Data records

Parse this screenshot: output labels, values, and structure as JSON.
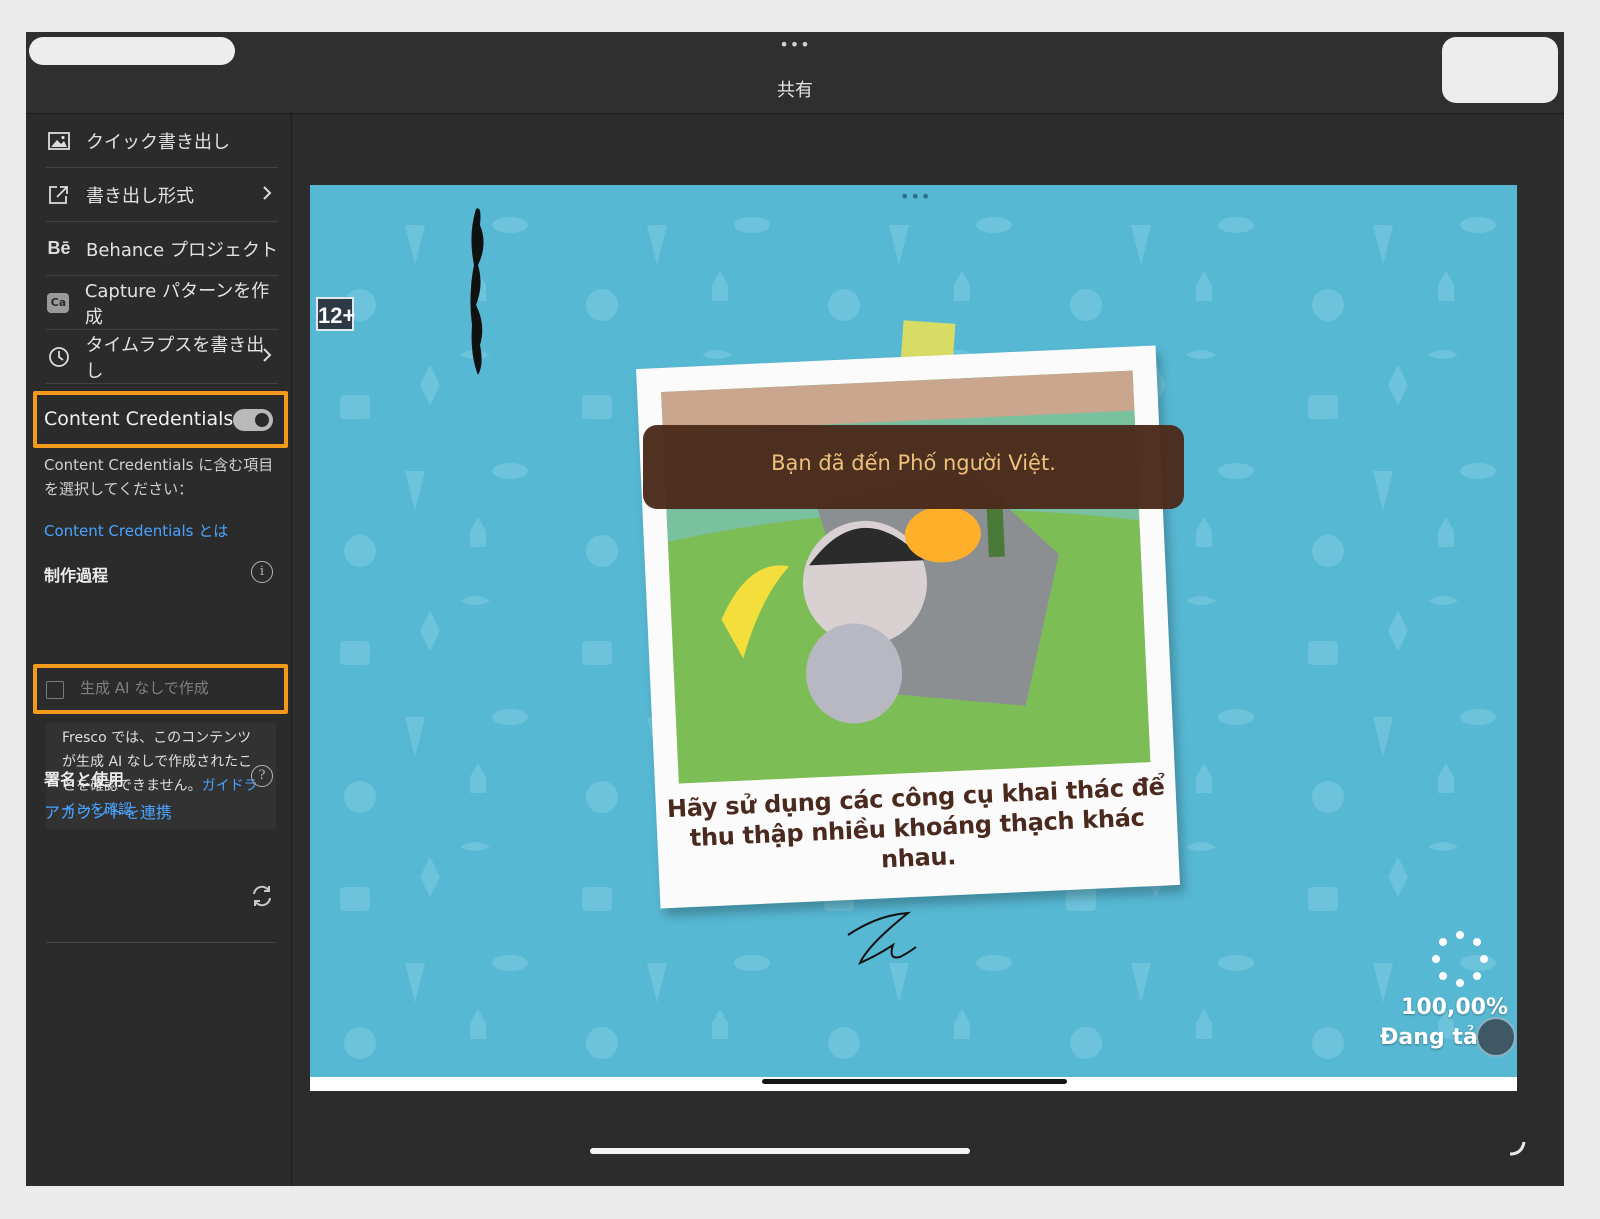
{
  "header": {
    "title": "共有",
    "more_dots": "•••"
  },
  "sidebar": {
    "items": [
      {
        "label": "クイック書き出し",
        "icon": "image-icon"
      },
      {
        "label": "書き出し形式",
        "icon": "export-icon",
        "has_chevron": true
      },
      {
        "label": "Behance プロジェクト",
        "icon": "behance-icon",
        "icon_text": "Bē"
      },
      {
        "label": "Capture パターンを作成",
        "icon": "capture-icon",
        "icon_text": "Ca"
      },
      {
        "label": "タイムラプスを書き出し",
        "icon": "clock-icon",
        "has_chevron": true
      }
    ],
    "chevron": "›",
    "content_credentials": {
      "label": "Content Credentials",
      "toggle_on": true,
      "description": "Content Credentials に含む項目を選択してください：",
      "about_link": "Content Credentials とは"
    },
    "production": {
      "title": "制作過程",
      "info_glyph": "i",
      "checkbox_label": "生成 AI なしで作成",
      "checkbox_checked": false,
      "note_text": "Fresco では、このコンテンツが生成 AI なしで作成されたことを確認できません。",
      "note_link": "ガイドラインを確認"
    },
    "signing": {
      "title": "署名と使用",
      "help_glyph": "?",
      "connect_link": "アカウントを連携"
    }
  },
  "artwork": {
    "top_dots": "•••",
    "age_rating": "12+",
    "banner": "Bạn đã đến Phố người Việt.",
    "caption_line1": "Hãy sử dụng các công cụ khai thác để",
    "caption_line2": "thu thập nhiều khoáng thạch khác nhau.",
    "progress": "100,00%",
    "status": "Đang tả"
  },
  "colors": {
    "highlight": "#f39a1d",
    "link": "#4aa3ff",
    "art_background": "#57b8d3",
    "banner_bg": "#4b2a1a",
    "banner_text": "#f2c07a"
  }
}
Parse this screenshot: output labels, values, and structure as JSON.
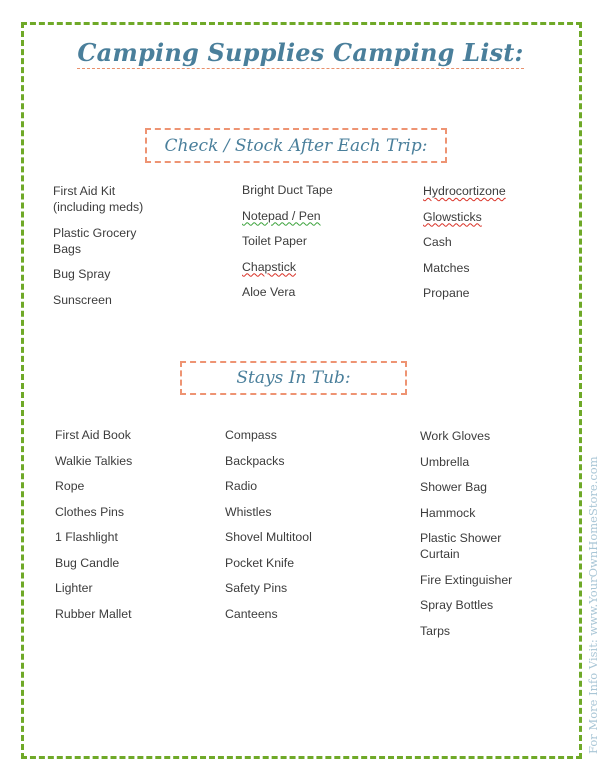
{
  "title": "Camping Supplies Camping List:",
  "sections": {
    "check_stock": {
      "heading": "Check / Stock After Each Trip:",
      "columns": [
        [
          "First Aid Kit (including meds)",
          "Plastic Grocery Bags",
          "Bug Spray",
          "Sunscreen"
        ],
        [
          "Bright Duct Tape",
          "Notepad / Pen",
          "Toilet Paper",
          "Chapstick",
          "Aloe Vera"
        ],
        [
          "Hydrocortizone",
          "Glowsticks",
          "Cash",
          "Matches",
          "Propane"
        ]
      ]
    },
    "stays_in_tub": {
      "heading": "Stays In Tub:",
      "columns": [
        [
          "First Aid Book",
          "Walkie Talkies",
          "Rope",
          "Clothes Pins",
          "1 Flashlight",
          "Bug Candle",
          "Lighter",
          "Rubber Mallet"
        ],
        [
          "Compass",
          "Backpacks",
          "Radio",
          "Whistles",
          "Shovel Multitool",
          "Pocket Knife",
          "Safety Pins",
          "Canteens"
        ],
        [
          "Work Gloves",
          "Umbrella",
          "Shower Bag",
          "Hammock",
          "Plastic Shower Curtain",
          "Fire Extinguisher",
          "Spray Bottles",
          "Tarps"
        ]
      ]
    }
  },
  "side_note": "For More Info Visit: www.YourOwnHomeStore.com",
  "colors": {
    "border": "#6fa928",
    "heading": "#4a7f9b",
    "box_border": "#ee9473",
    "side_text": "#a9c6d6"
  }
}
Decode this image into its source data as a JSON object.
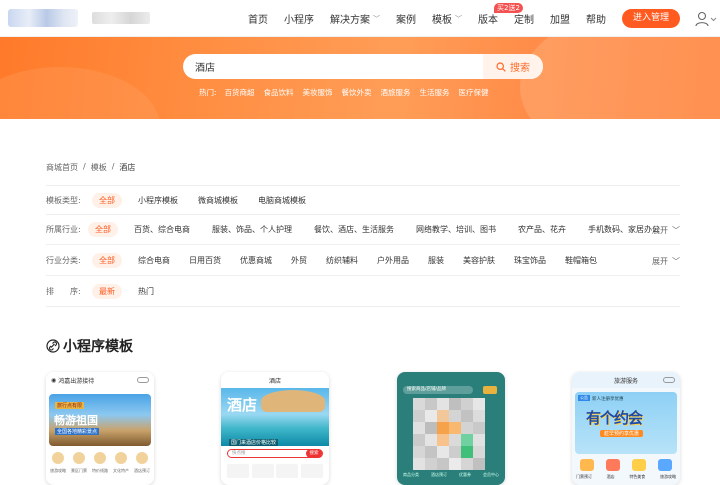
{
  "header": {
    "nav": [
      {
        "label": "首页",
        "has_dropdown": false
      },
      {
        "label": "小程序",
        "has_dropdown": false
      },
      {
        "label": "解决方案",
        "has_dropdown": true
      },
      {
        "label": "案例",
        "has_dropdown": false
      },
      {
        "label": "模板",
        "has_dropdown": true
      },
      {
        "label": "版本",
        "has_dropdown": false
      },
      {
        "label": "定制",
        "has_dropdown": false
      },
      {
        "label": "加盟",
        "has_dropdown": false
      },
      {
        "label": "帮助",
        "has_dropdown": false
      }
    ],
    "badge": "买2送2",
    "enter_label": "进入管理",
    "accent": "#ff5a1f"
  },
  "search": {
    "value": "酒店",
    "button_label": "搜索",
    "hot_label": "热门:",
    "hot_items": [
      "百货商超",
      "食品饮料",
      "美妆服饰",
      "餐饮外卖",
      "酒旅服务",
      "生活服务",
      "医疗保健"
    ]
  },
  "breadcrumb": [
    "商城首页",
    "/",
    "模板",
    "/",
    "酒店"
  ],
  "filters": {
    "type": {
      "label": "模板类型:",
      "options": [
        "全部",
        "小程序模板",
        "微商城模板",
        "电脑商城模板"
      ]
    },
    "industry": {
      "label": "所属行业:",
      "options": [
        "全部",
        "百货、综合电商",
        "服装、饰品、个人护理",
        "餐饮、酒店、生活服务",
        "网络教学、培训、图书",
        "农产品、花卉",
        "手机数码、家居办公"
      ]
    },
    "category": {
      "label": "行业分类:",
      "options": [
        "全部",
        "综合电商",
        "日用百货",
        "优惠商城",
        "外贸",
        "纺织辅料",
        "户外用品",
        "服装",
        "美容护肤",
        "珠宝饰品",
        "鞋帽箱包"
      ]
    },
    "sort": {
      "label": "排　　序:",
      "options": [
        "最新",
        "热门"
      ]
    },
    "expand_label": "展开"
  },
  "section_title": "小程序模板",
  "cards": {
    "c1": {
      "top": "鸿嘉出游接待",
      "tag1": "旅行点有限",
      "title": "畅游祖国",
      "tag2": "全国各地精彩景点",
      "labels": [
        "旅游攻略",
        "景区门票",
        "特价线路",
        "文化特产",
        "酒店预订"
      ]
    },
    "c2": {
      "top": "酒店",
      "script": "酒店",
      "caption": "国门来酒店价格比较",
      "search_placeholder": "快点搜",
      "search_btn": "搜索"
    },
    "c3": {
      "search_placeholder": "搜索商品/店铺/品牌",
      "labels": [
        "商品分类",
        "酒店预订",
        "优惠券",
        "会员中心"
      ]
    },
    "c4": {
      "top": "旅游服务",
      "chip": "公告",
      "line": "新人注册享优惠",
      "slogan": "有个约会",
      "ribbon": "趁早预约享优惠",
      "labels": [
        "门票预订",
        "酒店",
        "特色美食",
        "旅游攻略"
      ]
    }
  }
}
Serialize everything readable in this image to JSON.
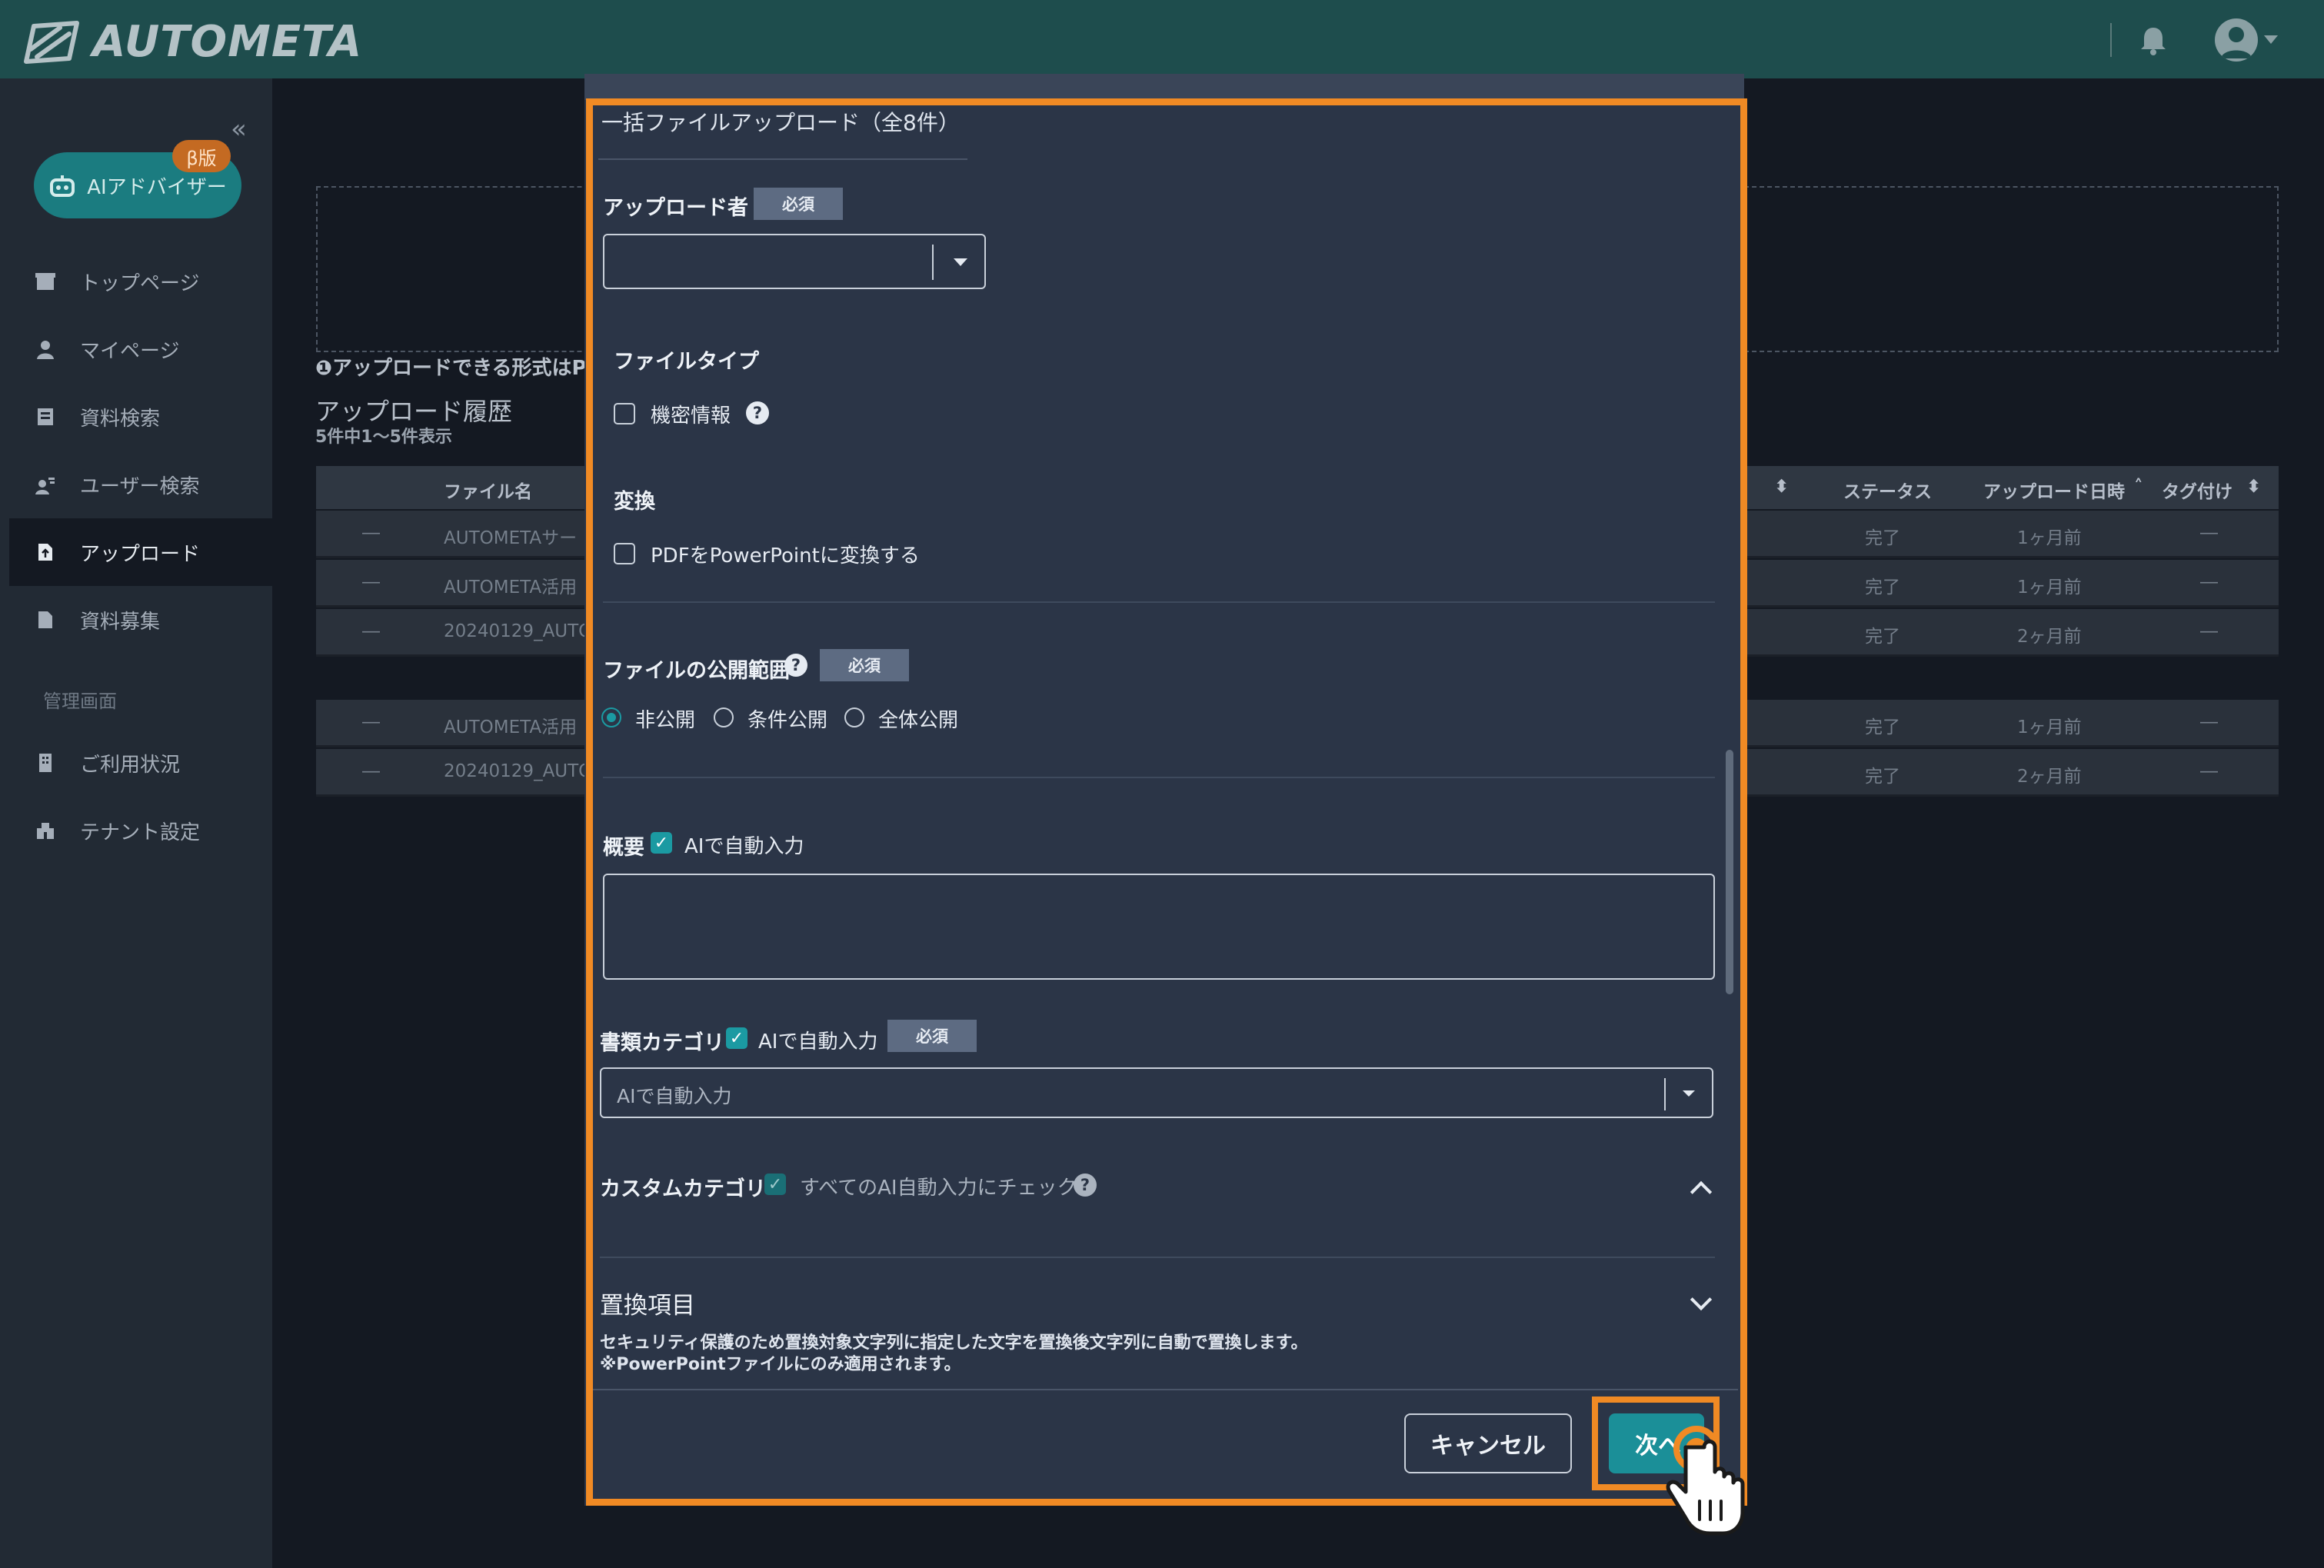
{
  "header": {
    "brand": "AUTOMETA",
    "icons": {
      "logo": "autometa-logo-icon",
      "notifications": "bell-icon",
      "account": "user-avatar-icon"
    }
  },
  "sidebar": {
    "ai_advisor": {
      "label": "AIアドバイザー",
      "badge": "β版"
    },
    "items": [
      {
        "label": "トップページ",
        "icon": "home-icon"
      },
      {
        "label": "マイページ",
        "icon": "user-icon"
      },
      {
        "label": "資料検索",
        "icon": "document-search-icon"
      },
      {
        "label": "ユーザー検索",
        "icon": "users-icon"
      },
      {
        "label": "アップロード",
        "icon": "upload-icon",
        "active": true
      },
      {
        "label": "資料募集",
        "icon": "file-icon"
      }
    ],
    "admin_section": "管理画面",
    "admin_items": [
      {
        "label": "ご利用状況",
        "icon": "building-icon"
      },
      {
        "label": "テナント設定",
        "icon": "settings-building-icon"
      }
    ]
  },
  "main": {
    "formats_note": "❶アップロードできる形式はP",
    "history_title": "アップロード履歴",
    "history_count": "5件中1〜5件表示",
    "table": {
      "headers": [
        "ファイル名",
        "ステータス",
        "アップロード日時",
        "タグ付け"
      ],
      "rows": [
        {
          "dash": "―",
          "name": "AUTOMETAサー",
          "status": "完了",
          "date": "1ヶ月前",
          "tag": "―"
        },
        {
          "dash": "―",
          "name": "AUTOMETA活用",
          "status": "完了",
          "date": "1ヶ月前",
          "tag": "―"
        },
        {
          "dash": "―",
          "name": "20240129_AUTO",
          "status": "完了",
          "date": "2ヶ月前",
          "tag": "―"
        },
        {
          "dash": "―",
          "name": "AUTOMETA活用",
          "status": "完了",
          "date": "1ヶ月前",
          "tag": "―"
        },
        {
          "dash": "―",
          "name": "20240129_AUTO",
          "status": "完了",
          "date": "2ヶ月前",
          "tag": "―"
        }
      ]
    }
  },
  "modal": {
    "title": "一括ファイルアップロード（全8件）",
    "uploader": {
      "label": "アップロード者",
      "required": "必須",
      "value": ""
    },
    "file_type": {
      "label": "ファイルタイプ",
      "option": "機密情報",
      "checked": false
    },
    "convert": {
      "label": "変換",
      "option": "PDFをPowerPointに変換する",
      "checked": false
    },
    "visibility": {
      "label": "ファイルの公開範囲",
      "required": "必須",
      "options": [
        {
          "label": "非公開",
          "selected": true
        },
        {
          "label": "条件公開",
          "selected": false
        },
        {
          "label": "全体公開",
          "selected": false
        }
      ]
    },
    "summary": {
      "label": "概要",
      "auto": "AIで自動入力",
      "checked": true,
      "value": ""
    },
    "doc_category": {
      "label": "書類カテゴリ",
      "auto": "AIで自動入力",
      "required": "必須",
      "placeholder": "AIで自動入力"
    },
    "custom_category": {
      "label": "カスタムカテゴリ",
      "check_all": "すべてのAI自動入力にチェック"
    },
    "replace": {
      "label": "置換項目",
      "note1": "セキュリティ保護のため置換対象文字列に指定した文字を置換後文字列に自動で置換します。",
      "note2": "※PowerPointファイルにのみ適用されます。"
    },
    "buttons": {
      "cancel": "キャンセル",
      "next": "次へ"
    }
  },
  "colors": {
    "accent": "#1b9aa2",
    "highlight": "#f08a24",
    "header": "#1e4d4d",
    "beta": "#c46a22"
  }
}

*THE PROBLEM*: Copy the lines from the entries above in which the word "building" appears.

*WRITTEN SOLUTION*:
        "icon": "building-icon"
        "icon": "settings-building-icon"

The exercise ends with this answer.